__Written request__:
Omit the pictures, please, and give each record below again exactly.

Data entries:
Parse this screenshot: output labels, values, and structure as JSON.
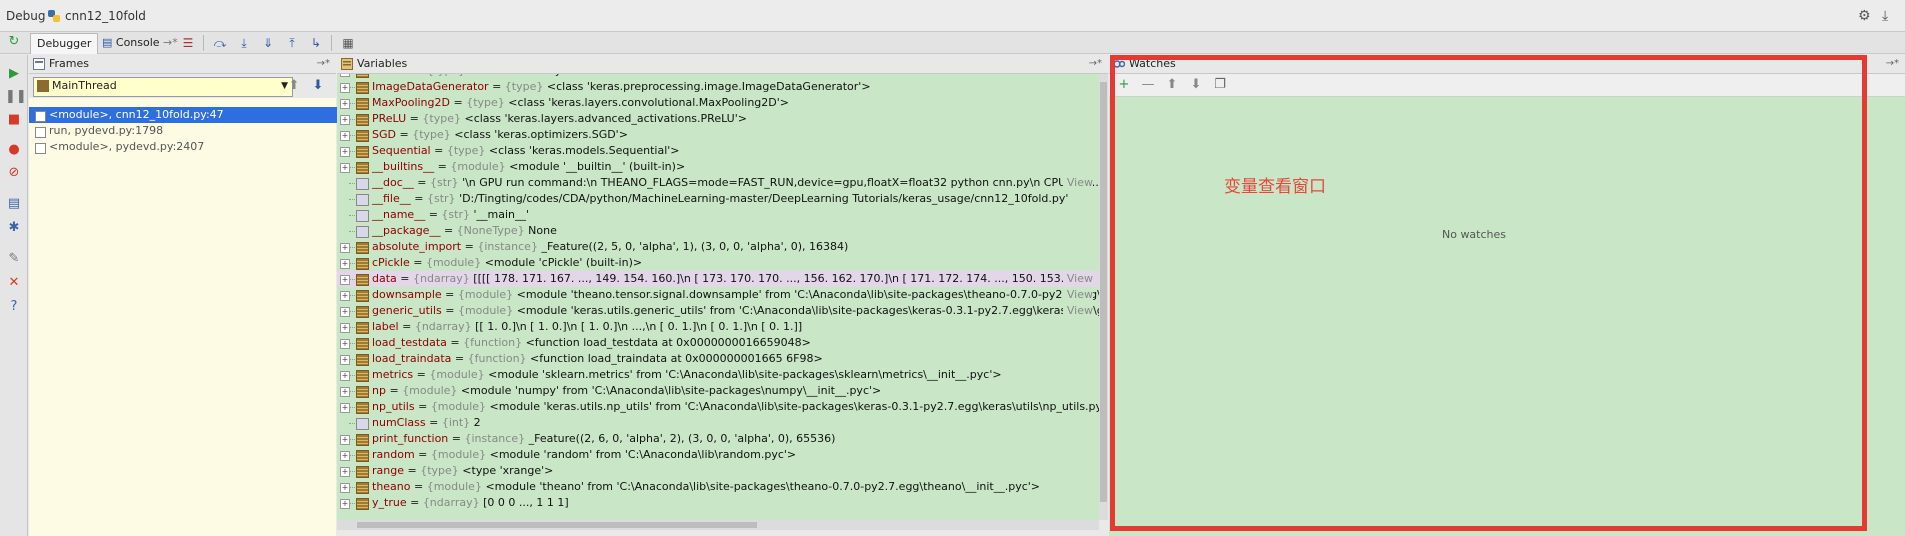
{
  "titlebar": {
    "title": "Debug",
    "config_name": "cnn12_10fold"
  },
  "tabs": {
    "debugger": "Debugger",
    "console": "Console"
  },
  "frames": {
    "title": "Frames",
    "thread": "MainThread",
    "items": [
      "<module>, cnn12_10fold.py:47",
      "run, pydevd.py:1798",
      "<module>, pydevd.py:2407"
    ]
  },
  "variables": {
    "title": "Variables",
    "view_label": "View",
    "rows": [
      {
        "n": "Flatten",
        "t": "{type}",
        "v": "<class 'keras.layers.core.Flatten'>"
      },
      {
        "n": "ImageDataGenerator",
        "t": "{type}",
        "v": "<class 'keras.preprocessing.image.ImageDataGenerator'>"
      },
      {
        "n": "MaxPooling2D",
        "t": "{type}",
        "v": "<class 'keras.layers.convolutional.MaxPooling2D'>"
      },
      {
        "n": "PReLU",
        "t": "{type}",
        "v": "<class 'keras.layers.advanced_activations.PReLU'>"
      },
      {
        "n": "SGD",
        "t": "{type}",
        "v": "<class 'keras.optimizers.SGD'>"
      },
      {
        "n": "Sequential",
        "t": "{type}",
        "v": "<class 'keras.models.Sequential'>"
      },
      {
        "n": "__builtins__",
        "t": "{module}",
        "v": "<module '__builtin__' (built-in)>"
      },
      {
        "n": "__doc__",
        "t": "{str}",
        "v": "'\\n    GPU run command:\\n        THEANO_FLAGS=mode=FAST_RUN,device=gpu,floatX=float32 python cnn.py\\n    CPU run …"
      },
      {
        "n": "__file__",
        "t": "{str}",
        "v": "'D:/Tingting/codes/CDA/python/MachineLearning-master/DeepLearning Tutorials/keras_usage/cnn12_10fold.py'"
      },
      {
        "n": "__name__",
        "t": "{str}",
        "v": "'__main__'"
      },
      {
        "n": "__package__",
        "t": "{NoneType}",
        "v": "None"
      },
      {
        "n": "absolute_import",
        "t": "{instance}",
        "v": "_Feature((2, 5, 0, 'alpha', 1), (3, 0, 0, 'alpha', 0), 16384)"
      },
      {
        "n": "cPickle",
        "t": "{module}",
        "v": "<module 'cPickle' (built-in)>"
      },
      {
        "n": "data",
        "t": "{ndarray}",
        "v": "[[[[ 178.  171.  167. ...,  149.  154.  160.]\\n  [ 173.  170.  170. ...,  156.  162.  170.]\\n  [ 171.  172.  174. ...,  150.  153."
      },
      {
        "n": "downsample",
        "t": "{module}",
        "v": "<module 'theano.tensor.signal.downsample' from 'C:\\Anaconda\\lib\\site-packages\\theano-0.7.0-py2.7.egg\\theano\\te"
      },
      {
        "n": "generic_utils",
        "t": "{module}",
        "v": "<module 'keras.utils.generic_utils' from 'C:\\Anaconda\\lib\\site-packages\\keras-0.3.1-py2.7.egg\\keras\\utils\\generic_ut"
      },
      {
        "n": "label",
        "t": "{ndarray}",
        "v": "[[ 1.  0.]\\n [ 1.  0.]\\n [ 1.  0.]\\n ...,\\n [ 0.  1.]\\n [ 0.  1.]\\n [ 0.  1.]]"
      },
      {
        "n": "load_testdata",
        "t": "{function}",
        "v": "<function load_testdata at 0x0000000016659048>"
      },
      {
        "n": "load_traindata",
        "t": "{function}",
        "v": "<function load_traindata at 0x000000001665 6F98>"
      },
      {
        "n": "metrics",
        "t": "{module}",
        "v": "<module 'sklearn.metrics' from 'C:\\Anaconda\\lib\\site-packages\\sklearn\\metrics\\__init__.pyc'>"
      },
      {
        "n": "np",
        "t": "{module}",
        "v": "<module 'numpy' from 'C:\\Anaconda\\lib\\site-packages\\numpy\\__init__.pyc'>"
      },
      {
        "n": "np_utils",
        "t": "{module}",
        "v": "<module 'keras.utils.np_utils' from 'C:\\Anaconda\\lib\\site-packages\\keras-0.3.1-py2.7.egg\\keras\\utils\\np_utils.pyc'>"
      },
      {
        "n": "numClass",
        "t": "{int}",
        "v": "2"
      },
      {
        "n": "print_function",
        "t": "{instance}",
        "v": "_Feature((2, 6, 0, 'alpha', 2), (3, 0, 0, 'alpha', 0), 65536)"
      },
      {
        "n": "random",
        "t": "{module}",
        "v": "<module 'random' from 'C:\\Anaconda\\lib\\random.pyc'>"
      },
      {
        "n": "range",
        "t": "{type}",
        "v": "<type 'xrange'>"
      },
      {
        "n": "theano",
        "t": "{module}",
        "v": "<module 'theano' from 'C:\\Anaconda\\lib\\site-packages\\theano-0.7.0-py2.7.egg\\theano\\__init__.pyc'>"
      },
      {
        "n": "y_true",
        "t": "{ndarray}",
        "v": "[0 0 0 ..., 1 1 1]"
      }
    ]
  },
  "watches": {
    "title": "Watches",
    "empty_text": "No watches",
    "annotation": "变量查看窗口"
  },
  "colors": {
    "panel_green": "#c9e7c6",
    "annotation_red": "#e53a34",
    "selection_blue": "#2d6fe0"
  }
}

__Result for this task__:
Parse this screenshot: output labels, values, and structure as JSON.
{
  "titlebar": {
    "title": "Debug",
    "config_name": "cnn12_10fold"
  },
  "tabs": {
    "debugger": "Debugger",
    "console": "Console"
  },
  "frames": {
    "title": "Frames",
    "thread": "MainThread",
    "items": [
      "<module>, cnn12_10fold.py:47",
      "run, pydevd.py:1798",
      "<module>, pydevd.py:2407"
    ]
  },
  "variables": {
    "title": "Variables",
    "view_label": "View",
    "rows": [
      {
        "n": "Flatten",
        "t": "{type}",
        "v": "<class 'keras.layers.core.Flatten'>"
      },
      {
        "n": "ImageDataGenerator",
        "t": "{type}",
        "v": "<class 'keras.preprocessing.image.ImageDataGenerator'>"
      },
      {
        "n": "MaxPooling2D",
        "t": "{type}",
        "v": "<class 'keras.layers.convolutional.MaxPooling2D'>"
      },
      {
        "n": "PReLU",
        "t": "{type}",
        "v": "<class 'keras.layers.advanced_activations.PReLU'>"
      },
      {
        "n": "SGD",
        "t": "{type}",
        "v": "<class 'keras.optimizers.SGD'>"
      },
      {
        "n": "Sequential",
        "t": "{type}",
        "v": "<class 'keras.models.Sequential'>"
      },
      {
        "n": "__builtins__",
        "t": "{module}",
        "v": "<module '__builtin__' (built-in)>"
      },
      {
        "n": "__doc__",
        "t": "{str}",
        "v": "'\\n    GPU run command:\\n        THEANO_FLAGS=mode=FAST_RUN,device=gpu,floatX=float32 python cnn.py\\n    CPU run …"
      },
      {
        "n": "__file__",
        "t": "{str}",
        "v": "'D:/Tingting/codes/CDA/python/MachineLearning-master/DeepLearning Tutorials/keras_usage/cnn12_10fold.py'"
      },
      {
        "n": "__name__",
        "t": "{str}",
        "v": "'__main__'"
      },
      {
        "n": "__package__",
        "t": "{NoneType}",
        "v": "None"
      },
      {
        "n": "absolute_import",
        "t": "{instance}",
        "v": "_Feature((2, 5, 0, 'alpha', 1), (3, 0, 0, 'alpha', 0), 16384)"
      },
      {
        "n": "cPickle",
        "t": "{module}",
        "v": "<module 'cPickle' (built-in)>"
      },
      {
        "n": "data",
        "t": "{ndarray}",
        "v": "[[[[ 178.  171.  167. ...,  149.  154.  160.]\\n  [ 173.  170.  170. ...,  156.  162.  170.]\\n  [ 171.  172.  174. ...,  150.  153."
      },
      {
        "n": "downsample",
        "t": "{module}",
        "v": "<module 'theano.tensor.signal.downsample' from 'C:\\Anaconda\\lib\\site-packages\\theano-0.7.0-py2.7.egg\\theano\\te"
      },
      {
        "n": "generic_utils",
        "t": "{module}",
        "v": "<module 'keras.utils.generic_utils' from 'C:\\Anaconda\\lib\\site-packages\\keras-0.3.1-py2.7.egg\\keras\\utils\\generic_ut"
      },
      {
        "n": "label",
        "t": "{ndarray}",
        "v": "[[ 1.  0.]\\n [ 1.  0.]\\n [ 1.  0.]\\n ...,\\n [ 0.  1.]\\n [ 0.  1.]\\n [ 0.  1.]]"
      },
      {
        "n": "load_testdata",
        "t": "{function}",
        "v": "<function load_testdata at 0x0000000016659048>"
      },
      {
        "n": "load_traindata",
        "t": "{function}",
        "v": "<function load_traindata at 0x000000001665 6F98>"
      },
      {
        "n": "metrics",
        "t": "{module}",
        "v": "<module 'sklearn.metrics' from 'C:\\Anaconda\\lib\\site-packages\\sklearn\\metrics\\__init__.pyc'>"
      },
      {
        "n": "np",
        "t": "{module}",
        "v": "<module 'numpy' from 'C:\\Anaconda\\lib\\site-packages\\numpy\\__init__.pyc'>"
      },
      {
        "n": "np_utils",
        "t": "{module}",
        "v": "<module 'keras.utils.np_utils' from 'C:\\Anaconda\\lib\\site-packages\\keras-0.3.1-py2.7.egg\\keras\\utils\\np_utils.pyc'>"
      },
      {
        "n": "numClass",
        "t": "{int}",
        "v": "2"
      },
      {
        "n": "print_function",
        "t": "{instance}",
        "v": "_Feature((2, 6, 0, 'alpha', 2), (3, 0, 0, 'alpha', 0), 65536)"
      },
      {
        "n": "random",
        "t": "{module}",
        "v": "<module 'random' from 'C:\\Anaconda\\lib\\random.pyc'>"
      },
      {
        "n": "range",
        "t": "{type}",
        "v": "<type 'xrange'>"
      },
      {
        "n": "theano",
        "t": "{module}",
        "v": "<module 'theano' from 'C:\\Anaconda\\lib\\site-packages\\theano-0.7.0-py2.7.egg\\theano\\__init__.pyc'>"
      },
      {
        "n": "y_true",
        "t": "{ndarray}",
        "v": "[0 0 0 ..., 1 1 1]"
      }
    ]
  },
  "watches": {
    "title": "Watches",
    "empty_text": "No watches",
    "annotation": "变量查看窗口"
  },
  "colors": {
    "panel_green": "#c9e7c6",
    "annotation_red": "#e53a34",
    "selection_blue": "#2d6fe0"
  }
}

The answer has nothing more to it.